> **ACTIVITY LIST**:
1 – In the character-writing text below, condense the paragraph beginning "Be with your character" into a short bulleted list that keeps its main points.
2 – Transcribe the passage of the character-writing text below from "There’s your inspiration." to "then … the end.", keeping its wording unchanged.

> **PAGE TEXT**:
"""
The one thing that draws readers into a story is a character they can relate to. A character that makes them care. A character that the readers want to succeed. An irresistible character.
But how can I create such a character? What makes readers relate to a character?
Here are three things that a character must have so readers can truly connect to him, her or it:
1) A Challenge
A character who is perfect gets boring really quickly. Nobody wants to see a person who always wins. That kind of people makes us feel inferior and not good enough – not a feeling you want to evoke in your reader, right? Instead, we want characters to be rewarded for their work, for overcoming their challenges.
So throw your character at least one challenge. Better make it more. There is plenty to pick from, you know. Just look around you. Do you know any people who are down on their luck? Sick? Different? Who have a goal that’s hard to reach? Who must do the impossible?
There’s your inspiration.
2) Real Emotions
This is where your writing skill come into play. You need to describe your character’s emotions in such a way that the reader can actually feel them. Look up “show don’t tell” for this, too.
This is actually a pet peeve of mine. I’ve seen so many stories with great potential, great worlds, amazing creativity, and they fail right here. They devolve into he did this, and then she did that, and then she was sad, and he kissed her, and they put up a statue and fought the enemy and then … and then … the end.
Be with your character. Use evocative words. Create a full scene, with all senses involved. Take the time to do so, even if it makes the story longer. It also makes the story deeper, and that’s what you want. You can cut extra descriptions if your word count is limited.
"""
> **SOURCE MATERIAL**:
"""
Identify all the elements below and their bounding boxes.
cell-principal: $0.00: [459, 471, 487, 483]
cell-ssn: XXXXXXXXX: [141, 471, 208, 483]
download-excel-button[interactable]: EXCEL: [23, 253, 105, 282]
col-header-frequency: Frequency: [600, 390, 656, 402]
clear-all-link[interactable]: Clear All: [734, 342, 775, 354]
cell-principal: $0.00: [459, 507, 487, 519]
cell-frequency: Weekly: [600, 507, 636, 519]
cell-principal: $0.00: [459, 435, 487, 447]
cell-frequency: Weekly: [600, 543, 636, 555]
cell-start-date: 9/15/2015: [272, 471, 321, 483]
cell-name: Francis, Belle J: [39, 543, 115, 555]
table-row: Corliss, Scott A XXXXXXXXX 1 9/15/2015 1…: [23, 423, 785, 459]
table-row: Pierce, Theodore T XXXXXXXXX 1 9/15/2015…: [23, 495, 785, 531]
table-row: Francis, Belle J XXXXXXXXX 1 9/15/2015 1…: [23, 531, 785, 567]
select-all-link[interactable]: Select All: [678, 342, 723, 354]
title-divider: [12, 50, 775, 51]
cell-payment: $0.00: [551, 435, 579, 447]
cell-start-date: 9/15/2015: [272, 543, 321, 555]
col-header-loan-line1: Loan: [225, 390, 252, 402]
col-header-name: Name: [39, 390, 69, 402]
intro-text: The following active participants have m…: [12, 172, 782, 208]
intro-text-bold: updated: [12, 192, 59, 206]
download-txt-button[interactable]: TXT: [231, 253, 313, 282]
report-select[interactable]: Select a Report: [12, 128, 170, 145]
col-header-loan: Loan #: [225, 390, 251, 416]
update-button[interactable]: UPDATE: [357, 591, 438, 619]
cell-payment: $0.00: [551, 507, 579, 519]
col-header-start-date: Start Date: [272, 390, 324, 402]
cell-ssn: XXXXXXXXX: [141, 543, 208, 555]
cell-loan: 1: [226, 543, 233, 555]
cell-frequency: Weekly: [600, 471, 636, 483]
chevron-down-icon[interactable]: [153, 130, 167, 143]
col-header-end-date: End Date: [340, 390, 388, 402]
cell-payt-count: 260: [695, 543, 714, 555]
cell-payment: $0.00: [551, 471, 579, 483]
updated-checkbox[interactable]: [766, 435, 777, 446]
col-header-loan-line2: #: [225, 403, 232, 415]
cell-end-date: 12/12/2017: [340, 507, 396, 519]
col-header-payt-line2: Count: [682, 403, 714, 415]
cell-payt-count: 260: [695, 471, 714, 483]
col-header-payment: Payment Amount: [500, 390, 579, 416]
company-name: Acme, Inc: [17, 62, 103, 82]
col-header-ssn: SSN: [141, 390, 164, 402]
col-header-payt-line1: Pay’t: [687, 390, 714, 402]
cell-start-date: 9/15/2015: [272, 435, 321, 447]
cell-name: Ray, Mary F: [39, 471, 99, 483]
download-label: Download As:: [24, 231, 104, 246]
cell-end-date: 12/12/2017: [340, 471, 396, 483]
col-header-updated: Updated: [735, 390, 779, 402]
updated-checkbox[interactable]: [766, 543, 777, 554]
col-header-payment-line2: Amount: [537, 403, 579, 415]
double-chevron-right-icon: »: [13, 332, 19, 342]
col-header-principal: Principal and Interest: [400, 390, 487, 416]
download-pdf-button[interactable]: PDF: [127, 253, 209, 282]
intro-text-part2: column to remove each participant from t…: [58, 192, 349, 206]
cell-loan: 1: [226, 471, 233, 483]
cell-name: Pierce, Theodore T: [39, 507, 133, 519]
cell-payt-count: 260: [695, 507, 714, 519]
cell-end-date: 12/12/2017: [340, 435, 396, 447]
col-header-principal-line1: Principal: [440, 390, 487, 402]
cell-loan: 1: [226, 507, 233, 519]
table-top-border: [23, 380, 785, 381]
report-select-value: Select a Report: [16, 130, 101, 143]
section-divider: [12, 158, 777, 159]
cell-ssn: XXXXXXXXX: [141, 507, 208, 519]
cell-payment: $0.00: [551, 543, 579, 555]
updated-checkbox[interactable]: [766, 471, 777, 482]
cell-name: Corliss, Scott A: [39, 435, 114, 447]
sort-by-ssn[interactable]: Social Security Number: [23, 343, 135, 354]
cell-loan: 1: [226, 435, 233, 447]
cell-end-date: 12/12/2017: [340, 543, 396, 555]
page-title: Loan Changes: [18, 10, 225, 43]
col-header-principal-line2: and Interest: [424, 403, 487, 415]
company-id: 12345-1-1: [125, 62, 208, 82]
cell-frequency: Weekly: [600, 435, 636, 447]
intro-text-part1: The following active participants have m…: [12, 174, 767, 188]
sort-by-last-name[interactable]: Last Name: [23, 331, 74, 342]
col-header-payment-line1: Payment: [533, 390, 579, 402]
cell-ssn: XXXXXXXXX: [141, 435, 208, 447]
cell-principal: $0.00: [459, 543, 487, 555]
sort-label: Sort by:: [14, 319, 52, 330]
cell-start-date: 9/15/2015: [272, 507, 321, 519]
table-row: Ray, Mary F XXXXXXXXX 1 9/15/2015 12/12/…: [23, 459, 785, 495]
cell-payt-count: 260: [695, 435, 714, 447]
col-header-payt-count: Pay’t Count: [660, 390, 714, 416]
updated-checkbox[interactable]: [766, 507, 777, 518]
"""
> **ANSWERS BELOW**:
1 –
- Stay with your character.
- Use evocative words.
- Create a full scene that involves all the senses.
- Take the time to do this even if it lengthens the story, because it also makes the story deeper.
- If your word count is limited, cut extra descriptions.

2 –
There’s your inspiration.
2) Real Emotions
This is where your writing skill come into play. You need to describe your character’s emotions in such a way that the reader can actually feel them. Look up “show don’t tell” for this, too.
This is actually a pet peeve of mine. I’ve seen so many stories with great potential, great worlds, amazing creativity, and they fail right here. They devolve into he did this, and then she did that, and then she was sad, and he kissed her, and they put up a statue and fought the enemy and then … and then … the end.